* begin SOURCE TEXT *
I could try to take a stab at fixing this given that you've pointed out
very clearly the expected behavior in your previous explanation.
On Thu, May 30, 2019 at 10:31 PM Ryan Blue <rb...@netflix.com.invalid>
wrote:
> Yeah, this is a bug. You should be able to define multiple partition
> functions on the same field. But we do want to check that multiple time
> partitions are not used because they are redundant. I'll open a PR. Thanks
> for pointing this out!
>
> On Tue, May 28, 2019 at 4:15 AM Anton Okolnychyi
> <ao...@apple.com.invalid> wrote:
>
>> Hm, this is actually a good question.
>>
>> My understanding is that we shouldn't explicitly define partitioning by
>> year/month/day/hour on the same column. Instead, we should be fine with
>> hour only. Iceberg produces ordinals for time-based partition functions. As
>> far as I remember, Ryan was planning to submit a PR in order to prohibit
>> multiple partition functions.
>>
>> I believe in the above case you are trying to create one partition spec
>> with multiple partition functions on the same field.
>>
>> Keep in mind that if you partition by hour only, the directory structure
>> won’t contain year/month/day folders. If you are to have that directory
>> structure, you need to have actual columns for year/month/day in your
>> dataset and use identity partition function.
>>
>> Thanks,
>> Anton
>>
>>
>> > On 28 May 2019, at 09:27, filip <fi...@gmail.com> wrote:
>> >
>> >
>> > A while back I bumped into an issue with what seems to be an
>> inconsistency in the partition spec API or maybe it's just an
>> implementation bug.
* end SOURCE TEXT *
* begin DATASET CONTENT *
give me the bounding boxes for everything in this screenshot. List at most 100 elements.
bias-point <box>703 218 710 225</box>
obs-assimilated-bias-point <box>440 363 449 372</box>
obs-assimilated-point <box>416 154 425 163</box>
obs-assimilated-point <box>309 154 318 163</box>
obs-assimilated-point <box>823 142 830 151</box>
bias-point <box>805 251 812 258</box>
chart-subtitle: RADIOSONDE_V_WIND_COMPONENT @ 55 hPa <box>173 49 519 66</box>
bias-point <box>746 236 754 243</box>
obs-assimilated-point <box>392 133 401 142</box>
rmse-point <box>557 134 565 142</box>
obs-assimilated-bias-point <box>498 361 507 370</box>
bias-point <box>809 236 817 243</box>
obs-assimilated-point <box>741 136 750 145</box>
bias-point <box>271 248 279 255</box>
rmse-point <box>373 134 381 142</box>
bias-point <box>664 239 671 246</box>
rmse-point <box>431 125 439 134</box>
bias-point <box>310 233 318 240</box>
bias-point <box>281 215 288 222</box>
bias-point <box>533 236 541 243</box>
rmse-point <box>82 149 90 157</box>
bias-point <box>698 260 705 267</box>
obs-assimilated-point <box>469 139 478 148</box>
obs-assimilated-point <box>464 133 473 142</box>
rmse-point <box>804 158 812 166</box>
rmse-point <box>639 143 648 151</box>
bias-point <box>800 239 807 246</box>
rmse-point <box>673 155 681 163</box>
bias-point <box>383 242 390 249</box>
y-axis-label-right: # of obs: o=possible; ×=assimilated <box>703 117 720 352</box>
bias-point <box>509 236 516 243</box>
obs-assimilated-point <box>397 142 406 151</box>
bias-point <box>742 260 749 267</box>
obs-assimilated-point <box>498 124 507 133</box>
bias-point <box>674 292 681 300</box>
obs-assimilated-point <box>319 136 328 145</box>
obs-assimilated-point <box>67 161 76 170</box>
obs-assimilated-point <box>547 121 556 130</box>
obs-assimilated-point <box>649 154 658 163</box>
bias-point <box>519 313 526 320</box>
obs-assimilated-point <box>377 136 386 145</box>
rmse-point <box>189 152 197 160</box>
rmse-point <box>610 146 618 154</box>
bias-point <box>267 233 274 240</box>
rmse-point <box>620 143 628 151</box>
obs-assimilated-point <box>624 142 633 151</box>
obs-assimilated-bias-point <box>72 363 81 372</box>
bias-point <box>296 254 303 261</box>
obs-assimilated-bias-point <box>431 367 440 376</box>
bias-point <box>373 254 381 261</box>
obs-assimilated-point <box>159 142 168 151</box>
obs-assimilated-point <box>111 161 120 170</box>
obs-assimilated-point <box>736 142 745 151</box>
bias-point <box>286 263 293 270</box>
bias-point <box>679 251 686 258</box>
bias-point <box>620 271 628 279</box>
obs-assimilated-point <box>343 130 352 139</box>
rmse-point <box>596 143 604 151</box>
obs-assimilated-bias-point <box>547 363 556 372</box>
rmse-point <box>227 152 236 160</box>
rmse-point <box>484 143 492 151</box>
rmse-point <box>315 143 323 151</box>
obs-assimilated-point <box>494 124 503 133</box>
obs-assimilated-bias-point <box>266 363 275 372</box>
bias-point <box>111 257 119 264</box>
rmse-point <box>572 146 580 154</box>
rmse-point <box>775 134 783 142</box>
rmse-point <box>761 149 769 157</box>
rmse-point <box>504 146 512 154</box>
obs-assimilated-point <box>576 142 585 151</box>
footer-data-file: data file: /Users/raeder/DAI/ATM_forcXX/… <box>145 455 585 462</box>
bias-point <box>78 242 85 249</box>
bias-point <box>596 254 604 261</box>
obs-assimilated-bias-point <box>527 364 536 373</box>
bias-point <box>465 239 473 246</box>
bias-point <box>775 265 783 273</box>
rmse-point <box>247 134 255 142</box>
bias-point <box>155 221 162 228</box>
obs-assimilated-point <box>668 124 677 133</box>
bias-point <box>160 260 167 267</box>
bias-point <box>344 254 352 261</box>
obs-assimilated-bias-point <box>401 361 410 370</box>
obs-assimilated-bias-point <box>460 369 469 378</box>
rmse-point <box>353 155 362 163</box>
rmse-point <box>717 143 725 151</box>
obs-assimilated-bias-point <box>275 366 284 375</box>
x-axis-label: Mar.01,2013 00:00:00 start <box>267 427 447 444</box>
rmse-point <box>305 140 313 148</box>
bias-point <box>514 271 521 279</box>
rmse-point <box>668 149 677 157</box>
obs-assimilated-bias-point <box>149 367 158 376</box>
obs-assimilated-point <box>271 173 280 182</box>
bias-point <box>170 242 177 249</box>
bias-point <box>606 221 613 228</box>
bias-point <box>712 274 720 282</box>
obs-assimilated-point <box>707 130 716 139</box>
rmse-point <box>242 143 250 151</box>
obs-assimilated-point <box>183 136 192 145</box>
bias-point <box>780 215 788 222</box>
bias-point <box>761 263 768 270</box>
* end DATASET CONTENT *
REQUIRED TASK 1.
Answer these questions from the Iceberg partitioning thread:
(a) According to Ryan Blue, what should users be able to define on the same field?
(b) What does Iceberg produce for time-based partition functions?
(c) What does Anton say a dataset needs in order to have a year/month/day directory structure?
REQUIRED TASK 2. In the Iceberg partitioning thread, why does Ryan Blue still want to check that multiple time partitions are not used? Explain in one to three sentences.
REQUIRED TASK 3. Continue filip's message in the Iceberg partitioning thread, starting after its last sentence.

TASK RESPONSE 1.
(a) Multiple partition functions.
(b) Ordinals.
(c) Actual columns for year/month/day in the dataset, using the identity partition function.

TASK RESPONSE 2. Multiple partition functions on the same field should be allowed, but multiple time partitions are redundant. That redundancy is the reason for checking that they are not used together.

TASK RESPONSE 3.
>> > Attempting to have multiple partitions specs on the same schema field I
>> bumped into an issue regarding the fact that while the API allows for
>> multiple partitions spec defined for same field, internally this conflicts
>> with the assumption that there is only one partition spec per field.
>> >
>> > Given this partition spec:
>> >
>> > PartitionSpec spec = PartitionSpec.builderFor(schema)
>> > .withSpecId(0)
>> > .year("timestamp")
>> > .month("timestamp")
>> > .day("timestamp")
>> > .hour("timestamp")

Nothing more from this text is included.